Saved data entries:

# # #

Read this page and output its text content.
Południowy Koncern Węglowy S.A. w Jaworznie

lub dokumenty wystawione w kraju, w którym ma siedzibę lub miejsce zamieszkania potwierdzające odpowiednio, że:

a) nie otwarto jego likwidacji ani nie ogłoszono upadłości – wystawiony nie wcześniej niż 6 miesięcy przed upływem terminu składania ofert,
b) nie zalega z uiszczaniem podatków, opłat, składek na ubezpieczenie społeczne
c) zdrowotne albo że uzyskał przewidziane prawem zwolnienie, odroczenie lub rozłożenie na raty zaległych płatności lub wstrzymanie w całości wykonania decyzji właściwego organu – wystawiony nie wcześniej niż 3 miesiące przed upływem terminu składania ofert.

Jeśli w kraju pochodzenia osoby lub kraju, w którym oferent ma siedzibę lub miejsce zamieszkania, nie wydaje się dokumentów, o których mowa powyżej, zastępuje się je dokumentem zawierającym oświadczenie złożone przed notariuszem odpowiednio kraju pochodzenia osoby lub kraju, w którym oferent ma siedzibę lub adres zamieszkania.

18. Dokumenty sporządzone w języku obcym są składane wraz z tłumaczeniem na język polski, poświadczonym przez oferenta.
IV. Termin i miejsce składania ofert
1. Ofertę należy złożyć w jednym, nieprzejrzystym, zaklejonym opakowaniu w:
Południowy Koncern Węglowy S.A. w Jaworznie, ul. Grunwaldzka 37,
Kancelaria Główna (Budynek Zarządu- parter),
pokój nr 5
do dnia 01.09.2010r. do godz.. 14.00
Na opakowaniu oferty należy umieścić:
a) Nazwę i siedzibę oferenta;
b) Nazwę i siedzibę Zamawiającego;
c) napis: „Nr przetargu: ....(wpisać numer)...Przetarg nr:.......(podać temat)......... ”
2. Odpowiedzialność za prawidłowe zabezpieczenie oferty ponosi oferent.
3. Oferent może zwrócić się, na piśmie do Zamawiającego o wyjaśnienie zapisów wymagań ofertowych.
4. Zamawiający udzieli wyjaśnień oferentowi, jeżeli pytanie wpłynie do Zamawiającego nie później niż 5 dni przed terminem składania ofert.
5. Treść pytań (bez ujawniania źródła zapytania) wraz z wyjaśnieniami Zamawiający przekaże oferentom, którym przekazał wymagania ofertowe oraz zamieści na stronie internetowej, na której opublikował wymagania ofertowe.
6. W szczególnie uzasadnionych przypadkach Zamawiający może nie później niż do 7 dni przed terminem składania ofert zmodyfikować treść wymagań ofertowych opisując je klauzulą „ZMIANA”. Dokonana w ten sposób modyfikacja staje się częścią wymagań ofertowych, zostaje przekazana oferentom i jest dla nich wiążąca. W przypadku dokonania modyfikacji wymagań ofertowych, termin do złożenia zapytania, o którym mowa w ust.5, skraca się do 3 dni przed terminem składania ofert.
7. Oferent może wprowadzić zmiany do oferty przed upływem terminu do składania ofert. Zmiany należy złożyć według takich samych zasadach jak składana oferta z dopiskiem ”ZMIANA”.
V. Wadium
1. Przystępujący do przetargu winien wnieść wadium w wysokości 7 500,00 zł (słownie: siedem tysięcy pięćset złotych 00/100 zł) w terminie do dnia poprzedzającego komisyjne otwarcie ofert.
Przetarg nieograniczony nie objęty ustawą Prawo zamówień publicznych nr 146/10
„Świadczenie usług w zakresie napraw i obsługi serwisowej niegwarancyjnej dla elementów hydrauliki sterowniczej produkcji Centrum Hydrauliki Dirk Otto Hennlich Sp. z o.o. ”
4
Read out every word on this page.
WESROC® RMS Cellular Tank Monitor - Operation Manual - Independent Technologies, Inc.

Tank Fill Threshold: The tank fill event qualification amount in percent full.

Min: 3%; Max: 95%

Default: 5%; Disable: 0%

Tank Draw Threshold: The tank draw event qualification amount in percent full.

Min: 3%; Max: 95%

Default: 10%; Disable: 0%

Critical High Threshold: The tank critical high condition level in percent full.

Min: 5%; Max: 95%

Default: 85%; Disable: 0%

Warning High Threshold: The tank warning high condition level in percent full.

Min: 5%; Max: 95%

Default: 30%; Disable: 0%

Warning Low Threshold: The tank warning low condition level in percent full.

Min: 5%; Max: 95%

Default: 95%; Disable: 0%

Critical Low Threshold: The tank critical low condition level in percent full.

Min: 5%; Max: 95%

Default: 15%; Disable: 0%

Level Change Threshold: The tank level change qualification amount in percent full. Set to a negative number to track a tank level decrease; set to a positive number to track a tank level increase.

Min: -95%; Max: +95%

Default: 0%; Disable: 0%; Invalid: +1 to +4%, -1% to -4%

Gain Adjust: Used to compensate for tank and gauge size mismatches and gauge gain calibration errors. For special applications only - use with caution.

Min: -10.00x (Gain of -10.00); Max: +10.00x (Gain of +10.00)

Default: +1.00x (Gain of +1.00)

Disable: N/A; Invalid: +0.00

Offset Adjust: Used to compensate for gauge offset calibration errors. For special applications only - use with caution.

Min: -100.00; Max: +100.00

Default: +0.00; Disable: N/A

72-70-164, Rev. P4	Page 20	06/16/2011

# # #

Go through the data and return every record exactly.

Task answer
Read this page and output its text content.
Południowy Koncern Węglowy S.A. w Jaworznie

lub dokumenty wystawione w kraju, w którym ma siedzibę lub miejsce zamieszkania potwierdzające odpowiednio, że:

a) nie otwarto jego likwidacji ani nie ogłoszono upadłości – wystawiony nie wcześniej niż 6 miesięcy przed upływem terminu składania ofert,
b) nie zalega z uiszczaniem podatków, opłat, składek na ubezpieczenie społeczne
c) zdrowotne albo że uzyskał przewidziane prawem zwolnienie, odroczenie lub rozłożenie na raty zaległych płatności lub wstrzymanie w całości wykonania decyzji właściwego organu – wystawiony nie wcześniej niż 3 miesiące przed upływem terminu składania ofert.

Jeśli w kraju pochodzenia osoby lub kraju, w którym oferent ma siedzibę lub miejsce zamieszkania, nie wydaje się dokumentów, o których mowa powyżej, zastępuje się je dokumentem zawierającym oświadczenie złożone przed notariuszem odpowiednio kraju pochodzenia osoby lub kraju, w którym oferent ma siedzibę lub adres zamieszkania.

18. Dokumenty sporządzone w języku obcym są składane wraz z tłumaczeniem na język polski, poświadczonym przez oferenta.
IV. Termin i miejsce składania ofert
1. Ofertę należy złożyć w jednym, nieprzejrzystym, zaklejonym opakowaniu w:
Południowy Koncern Węglowy S.A. w Jaworznie, ul. Grunwaldzka 37,
Kancelaria Główna (Budynek Zarządu- parter),
pokój nr 5
do dnia 01.09.2010r. do godz.. 14.00
Na opakowaniu oferty należy umieścić:
a) Nazwę i siedzibę oferenta;
b) Nazwę i siedzibę Zamawiającego;
c) napis: „Nr przetargu: ....(wpisać numer)...Przetarg nr:.......(podać temat)......... ”
2. Odpowiedzialność za prawidłowe zabezpieczenie oferty ponosi oferent.
3. Oferent może zwrócić się, na piśmie do Zamawiającego o wyjaśnienie zapisów wymagań ofertowych.
4. Zamawiający udzieli wyjaśnień oferentowi, jeżeli pytanie wpłynie do Zamawiającego nie później niż 5 dni przed terminem składania ofert.
5. Treść pytań (bez ujawniania źródła zapytania) wraz z wyjaśnieniami Zamawiający przekaże oferentom, którym przekazał wymagania ofertowe oraz zamieści na stronie internetowej, na której opublikował wymagania ofertowe.
6. W szczególnie uzasadnionych przypadkach Zamawiający może nie później niż do 7 dni przed terminem składania ofert zmodyfikować treść wymagań ofertowych opisując je klauzulą „ZMIANA”. Dokonana w ten sposób modyfikacja staje się częścią wymagań ofertowych, zostaje przekazana oferentom i jest dla nich wiążąca. W przypadku dokonania modyfikacji wymagań ofertowych, termin do złożenia zapytania, o którym mowa w ust.5, skraca się do 3 dni przed terminem składania ofert.
7. Oferent może wprowadzić zmiany do oferty przed upływem terminu do składania ofert. Zmiany należy złożyć według takich samych zasadach jak składana oferta z dopiskiem ”ZMIANA”.
V. Wadium
1. Przystępujący do przetargu winien wnieść wadium w wysokości 7 500,00 zł (słownie: siedem tysięcy pięćset złotych 00/100 zł) w terminie do dnia poprzedzającego komisyjne otwarcie ofert.
Przetarg nieograniczony nie objęty ustawą Prawo zamówień publicznych nr 146/10
„Świadczenie usług w zakresie napraw i obsługi serwisowej niegwarancyjnej dla elementów hydrauliki sterowniczej produkcji Centrum Hydrauliki Dirk Otto Hennlich Sp. z o.o. ”
4
Read out every word on this page.
WESROC® RMS Cellular Tank Monitor - Operation Manual - Independent Technologies, Inc.

Tank Fill Threshold: The tank fill event qualification amount in percent full.

Min: 3%; Max: 95%

Default: 5%; Disable: 0%

Tank Draw Threshold: The tank draw event qualification amount in percent full.

Min: 3%; Max: 95%

Default: 10%; Disable: 0%

Critical High Threshold: The tank critical high condition level in percent full.

Min: 5%; Max: 95%

Default: 85%; Disable: 0%

Warning High Threshold: The tank warning high condition level in percent full.

Min: 5%; Max: 95%

Default: 30%; Disable: 0%

Warning Low Threshold: The tank warning low condition level in percent full.

Min: 5%; Max: 95%

Default: 95%; Disable: 0%

Critical Low Threshold: The tank critical low condition level in percent full.

Min: 5%; Max: 95%

Default: 15%; Disable: 0%

Level Change Threshold: The tank level change qualification amount in percent full. Set to a negative number to track a tank level decrease; set to a positive number to track a tank level increase.

Min: -95%; Max: +95%

Default: 0%; Disable: 0%; Invalid: +1 to +4%, -1% to -4%

Gain Adjust: Used to compensate for tank and gauge size mismatches and gauge gain calibration errors. For special applications only - use with caution.

Min: -10.00x (Gain of -10.00); Max: +10.00x (Gain of +10.00)

Default: +1.00x (Gain of +1.00)

Disable: N/A; Invalid: +0.00

Offset Adjust: Used to compensate for gauge offset calibration errors. For special applications only - use with caution.

Min: -100.00; Max: +100.00

Default: +0.00; Disable: N/A

72-70-164, Rev. P4	Page 20	06/16/2011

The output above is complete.